#### INSTRUCTION:
Extract, from the listing that follows, each line containing the word "standby".

#### DATA TO USE:

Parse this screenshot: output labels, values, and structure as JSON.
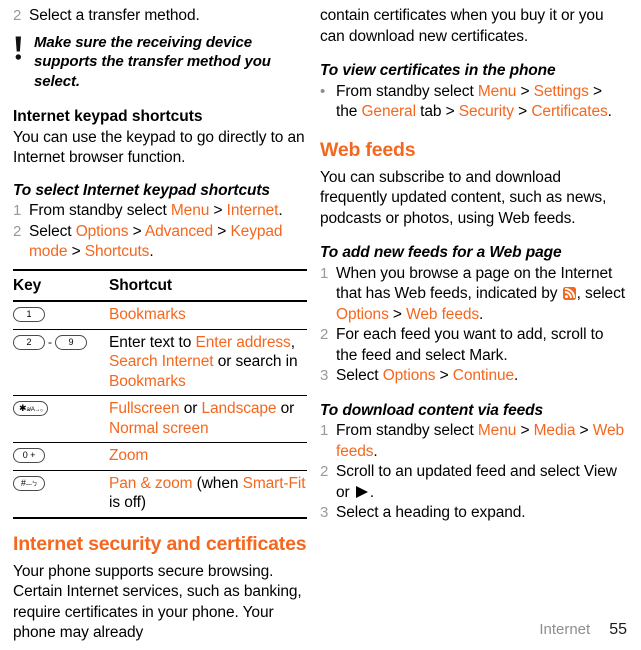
{
  "document": {
    "footer": {
      "section": "Internet",
      "page_number": "55"
    }
  },
  "left_column": {
    "top_step": {
      "number": "2",
      "text": "Select a transfer method."
    },
    "note": {
      "icon": "exclamation-tip-icon",
      "text": "Make sure the receiving device supports the transfer method you select."
    },
    "keypad_section": {
      "heading": "Internet keypad shortcuts",
      "paragraph": "You can use the keypad to go directly to an Internet browser function.",
      "procedure_title": "To select Internet keypad shortcuts",
      "steps": [
        {
          "number": "1",
          "parts": [
            {
              "text": "From standby select ",
              "color": "black"
            },
            {
              "text": "Menu",
              "color": "orange"
            },
            {
              "text": " > ",
              "color": "black"
            },
            {
              "text": "Internet",
              "color": "orange"
            },
            {
              "text": ".",
              "color": "black"
            }
          ]
        },
        {
          "number": "2",
          "parts": [
            {
              "text": "Select ",
              "color": "black"
            },
            {
              "text": "Options",
              "color": "orange"
            },
            {
              "text": " > ",
              "color": "black"
            },
            {
              "text": "Advanced",
              "color": "orange"
            },
            {
              "text": " > ",
              "color": "black"
            },
            {
              "text": "Keypad mode",
              "color": "orange"
            },
            {
              "text": " > ",
              "color": "black"
            },
            {
              "text": "Shortcuts",
              "color": "orange"
            },
            {
              "text": ".",
              "color": "black"
            }
          ]
        }
      ]
    },
    "shortcut_table": {
      "headers": [
        "Key",
        "Shortcut"
      ],
      "rows": [
        {
          "key_glyphs": [
            {
              "type": "keycap",
              "label": "1",
              "sub": ""
            }
          ],
          "shortcut_parts": [
            {
              "text": "Bookmarks",
              "color": "orange"
            }
          ]
        },
        {
          "key_glyphs": [
            {
              "type": "keycap",
              "label": "2",
              "sub": ""
            },
            {
              "type": "dash",
              "label": "-",
              "sub": ""
            },
            {
              "type": "keycap",
              "label": "9",
              "sub": ""
            }
          ],
          "shortcut_parts": [
            {
              "text": "Enter text to ",
              "color": "black"
            },
            {
              "text": "Enter address",
              "color": "orange"
            },
            {
              "text": ", ",
              "color": "black"
            },
            {
              "text": "Search Internet",
              "color": "orange"
            },
            {
              "text": " or search in ",
              "color": "black"
            },
            {
              "text": "Bookmarks",
              "color": "orange"
            }
          ]
        },
        {
          "key_glyphs": [
            {
              "type": "keycap",
              "label": "✱",
              "sub": "a/A→₀"
            }
          ],
          "shortcut_parts": [
            {
              "text": "Fullscreen",
              "color": "orange"
            },
            {
              "text": " or ",
              "color": "black"
            },
            {
              "text": "Landscape",
              "color": "orange"
            },
            {
              "text": " or ",
              "color": "black"
            },
            {
              "text": "Normal screen",
              "color": "orange"
            }
          ]
        },
        {
          "key_glyphs": [
            {
              "type": "keycap",
              "label": "0 +",
              "sub": ""
            }
          ],
          "shortcut_parts": [
            {
              "text": "Zoom",
              "color": "orange"
            }
          ]
        },
        {
          "key_glyphs": [
            {
              "type": "keycap",
              "label": "#",
              "sub": "—ㄅ"
            }
          ],
          "shortcut_parts": [
            {
              "text": "Pan & zoom",
              "color": "orange"
            },
            {
              "text": " (when ",
              "color": "black"
            },
            {
              "text": "Smart-Fit",
              "color": "orange"
            },
            {
              "text": " is off)",
              "color": "black"
            }
          ]
        }
      ]
    },
    "security_section": {
      "heading": "Internet security and certificates",
      "paragraph": "Your phone supports secure browsing. Certain Internet services, such as banking, require certificates in your phone. Your phone may already"
    }
  },
  "right_column": {
    "continued_paragraph": "contain certificates when you buy it or you can download new certificates.",
    "view_certificates": {
      "procedure_title": "To view certificates in the phone",
      "bullet": "•",
      "parts": [
        {
          "text": "From standby select ",
          "color": "black"
        },
        {
          "text": "Menu",
          "color": "orange"
        },
        {
          "text": " > ",
          "color": "black"
        },
        {
          "text": "Settings",
          "color": "orange"
        },
        {
          "text": " > the ",
          "color": "black"
        },
        {
          "text": "General",
          "color": "orange"
        },
        {
          "text": " tab > ",
          "color": "black"
        },
        {
          "text": "Security",
          "color": "orange"
        },
        {
          "text": " > ",
          "color": "black"
        },
        {
          "text": "Certificates",
          "color": "orange"
        },
        {
          "text": ".",
          "color": "black"
        }
      ]
    },
    "web_feeds": {
      "heading": "Web feeds",
      "paragraph": "You can subscribe to and download frequently updated content, such as news, podcasts or photos, using Web feeds.",
      "add_feeds": {
        "procedure_title": "To add new feeds for a Web page",
        "steps": [
          {
            "number": "1",
            "parts": [
              {
                "text": "When you browse a page on the Internet that has Web feeds, indicated by ",
                "color": "black"
              },
              {
                "type": "icon",
                "icon": "rss-feed-icon"
              },
              {
                "text": ", select ",
                "color": "black"
              },
              {
                "text": "Options",
                "color": "orange"
              },
              {
                "text": " > ",
                "color": "black"
              },
              {
                "text": "Web feeds",
                "color": "orange"
              },
              {
                "text": ".",
                "color": "black"
              }
            ]
          },
          {
            "number": "2",
            "parts": [
              {
                "text": "For each feed you want to add, scroll to the feed and select Mark.",
                "color": "black"
              }
            ]
          },
          {
            "number": "3",
            "parts": [
              {
                "text": "Select ",
                "color": "black"
              },
              {
                "text": "Options",
                "color": "orange"
              },
              {
                "text": " > ",
                "color": "black"
              },
              {
                "text": "Continue",
                "color": "orange"
              },
              {
                "text": ".",
                "color": "black"
              }
            ]
          }
        ]
      },
      "download_feeds": {
        "procedure_title": "To download content via feeds",
        "steps": [
          {
            "number": "1",
            "parts": [
              {
                "text": "From standby select ",
                "color": "black"
              },
              {
                "text": "Menu",
                "color": "orange"
              },
              {
                "text": " > ",
                "color": "black"
              },
              {
                "text": "Media",
                "color": "orange"
              },
              {
                "text": " > ",
                "color": "black"
              },
              {
                "text": "Web feeds",
                "color": "orange"
              },
              {
                "text": ".",
                "color": "black"
              }
            ]
          },
          {
            "number": "2",
            "parts": [
              {
                "text": "Scroll to an updated feed and select View or ",
                "color": "black"
              },
              {
                "type": "icon",
                "icon": "play-arrow-icon"
              },
              {
                "text": ".",
                "color": "black"
              }
            ]
          },
          {
            "number": "3",
            "parts": [
              {
                "text": "Select a heading to expand.",
                "color": "black"
              }
            ]
          }
        ]
      }
    }
  },
  "colors": {
    "accent_orange": "#F4671F",
    "step_number_gray": "#9a9a9a",
    "footer_gray": "#8e8e8e"
  }
}
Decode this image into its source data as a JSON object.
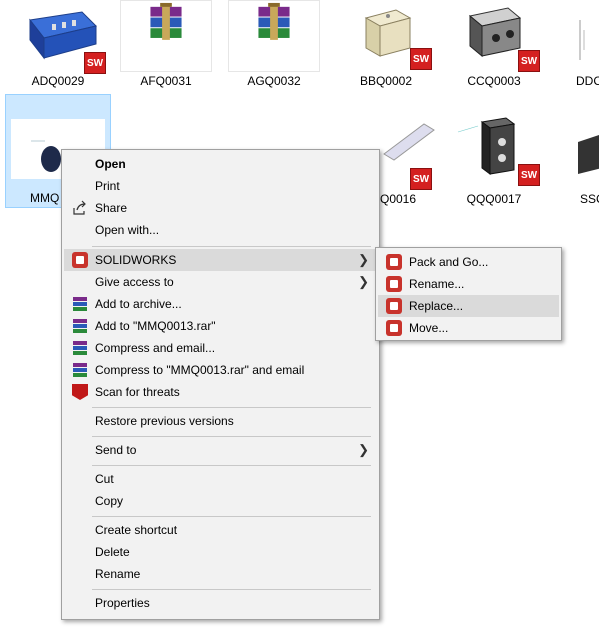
{
  "files": [
    {
      "name": "ADQ0029",
      "badge": "SW"
    },
    {
      "name": "AFQ0031"
    },
    {
      "name": "AGQ0032"
    },
    {
      "name": "BBQ0002",
      "badge": "SW"
    },
    {
      "name": "CCQ0003",
      "badge": "SW"
    },
    {
      "name": "DDC"
    },
    {
      "name": "MMQ"
    },
    {
      "name": "Q0016",
      "badge": "SW"
    },
    {
      "name": "QQQ0017",
      "badge": "SW"
    },
    {
      "name": "SSC"
    }
  ],
  "context_menu": {
    "open": "Open",
    "print": "Print",
    "share": "Share",
    "open_with": "Open with...",
    "solidworks": "SOLIDWORKS",
    "give_access": "Give access to",
    "add_archive": "Add to archive...",
    "add_rar": "Add to \"MMQ0013.rar\"",
    "compress_email": "Compress and email...",
    "compress_rar_email": "Compress to \"MMQ0013.rar\" and email",
    "scan": "Scan for threats",
    "restore": "Restore previous versions",
    "send_to": "Send to",
    "cut": "Cut",
    "copy": "Copy",
    "create_shortcut": "Create shortcut",
    "delete": "Delete",
    "rename": "Rename",
    "properties": "Properties"
  },
  "submenu": {
    "pack_go": "Pack and Go...",
    "rename": "Rename...",
    "replace": "Replace...",
    "move": "Move..."
  },
  "icons": {
    "share": "share-icon",
    "solidworks": "solidworks-icon",
    "winrar": "winrar-icon",
    "mcafee": "mcafee-icon",
    "arrow": "chevron-right-icon"
  },
  "colors": {
    "selection": "#cce8ff",
    "menu_bg": "#f2f2f2",
    "highlight": "#dadada",
    "sw_red": "#d42020"
  }
}
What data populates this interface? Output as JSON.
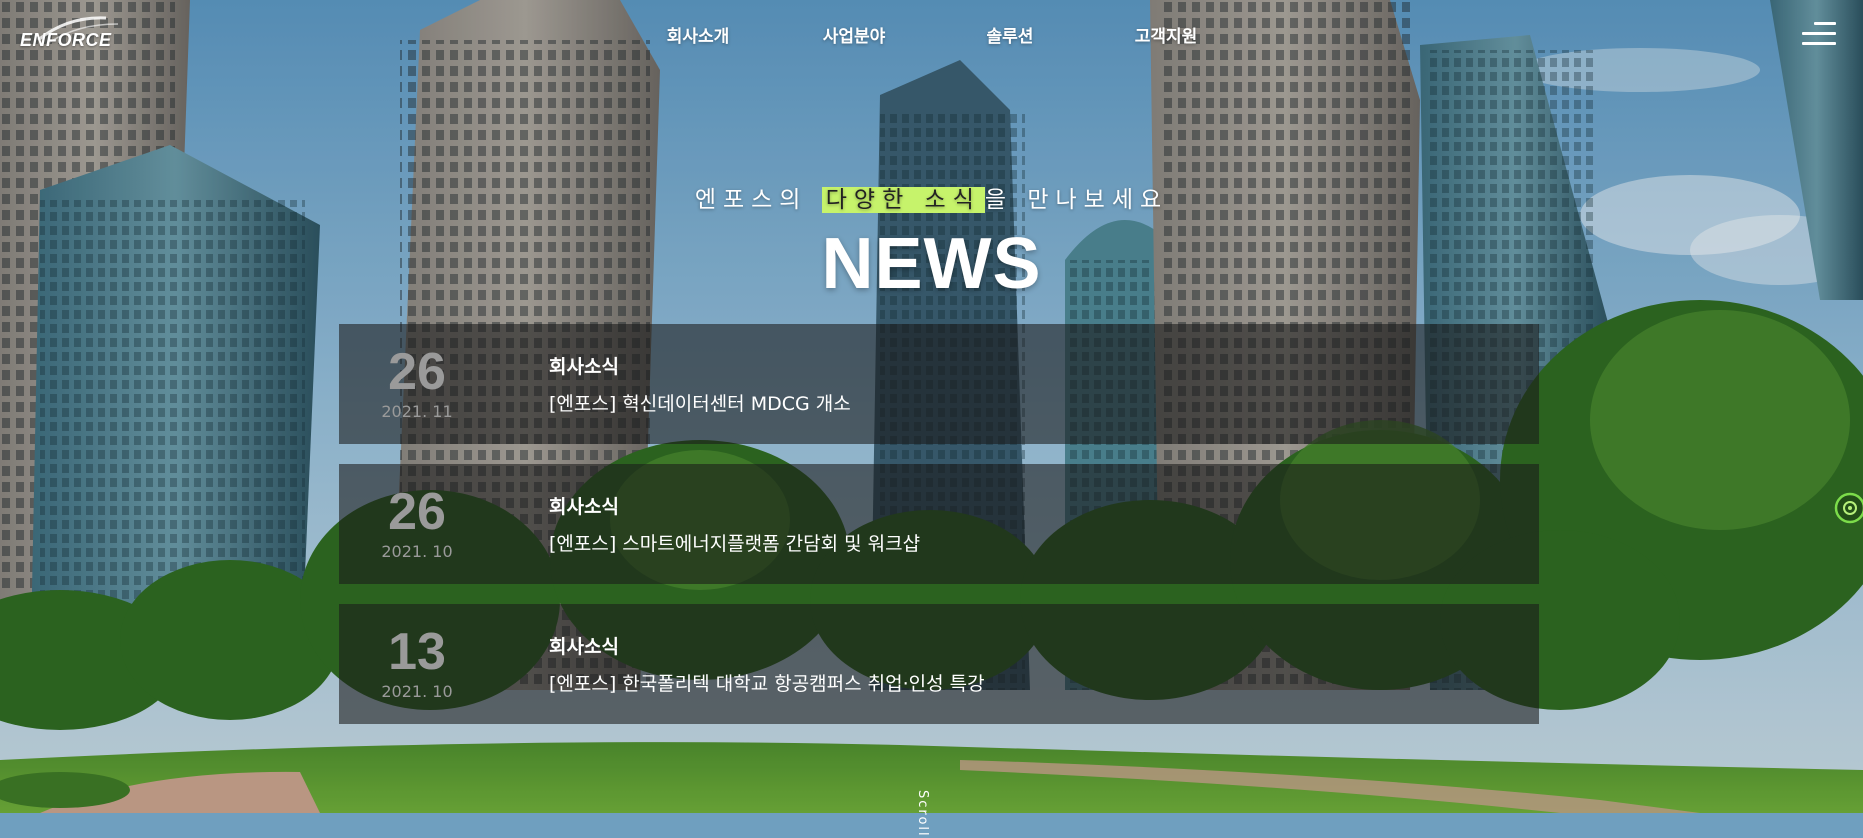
{
  "brand": {
    "logo_text": "ENFORCE"
  },
  "nav": {
    "items": [
      "회사소개",
      "사업분야",
      "솔루션",
      "고객지원"
    ]
  },
  "intro": {
    "sub_prefix": "엔포스의",
    "sub_highlight": "다양한 소식",
    "sub_suffix": "을 만나보세요",
    "title": "NEWS"
  },
  "news": [
    {
      "day": "26",
      "ym": "2021. 11",
      "category": "회사소식",
      "title": "[엔포스] 혁신데이터센터 MDCG 개소"
    },
    {
      "day": "26",
      "ym": "2021. 10",
      "category": "회사소식",
      "title": "[엔포스] 스마트에너지플랫폼 간담회 및 워크샵"
    },
    {
      "day": "13",
      "ym": "2021. 10",
      "category": "회사소식",
      "title": "[엔포스] 한국폴리텍 대학교 항공캠퍼스 취업·인성 특강"
    }
  ],
  "scroll_hint": "Scroll",
  "colors": {
    "highlight": "#c6f36b",
    "panel": "rgba(25,25,25,0.58)"
  },
  "icons": {
    "menu": "hamburger-menu-icon",
    "side": "target-icon"
  }
}
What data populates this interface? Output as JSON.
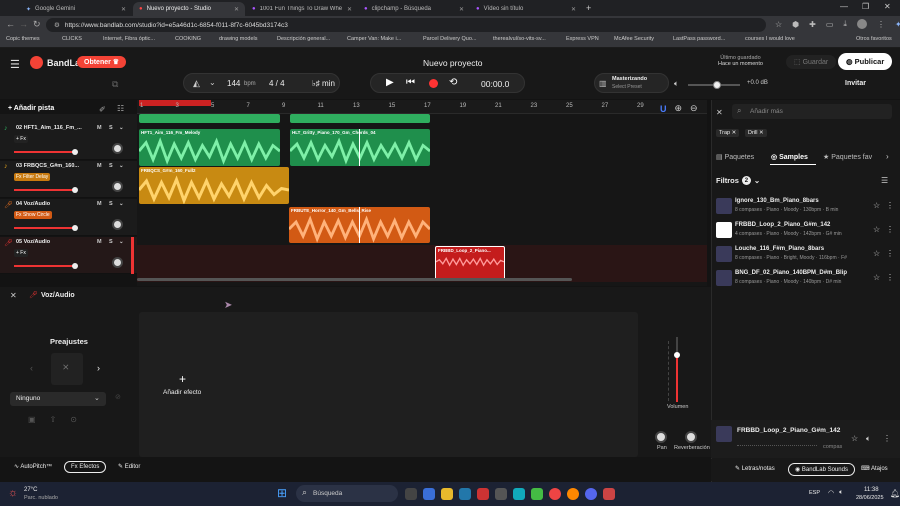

#### OUTPUT FOR THIS TASK:
              "text": "From standby select ",
          "text": "From standby select ",
                "text": "From standby select ",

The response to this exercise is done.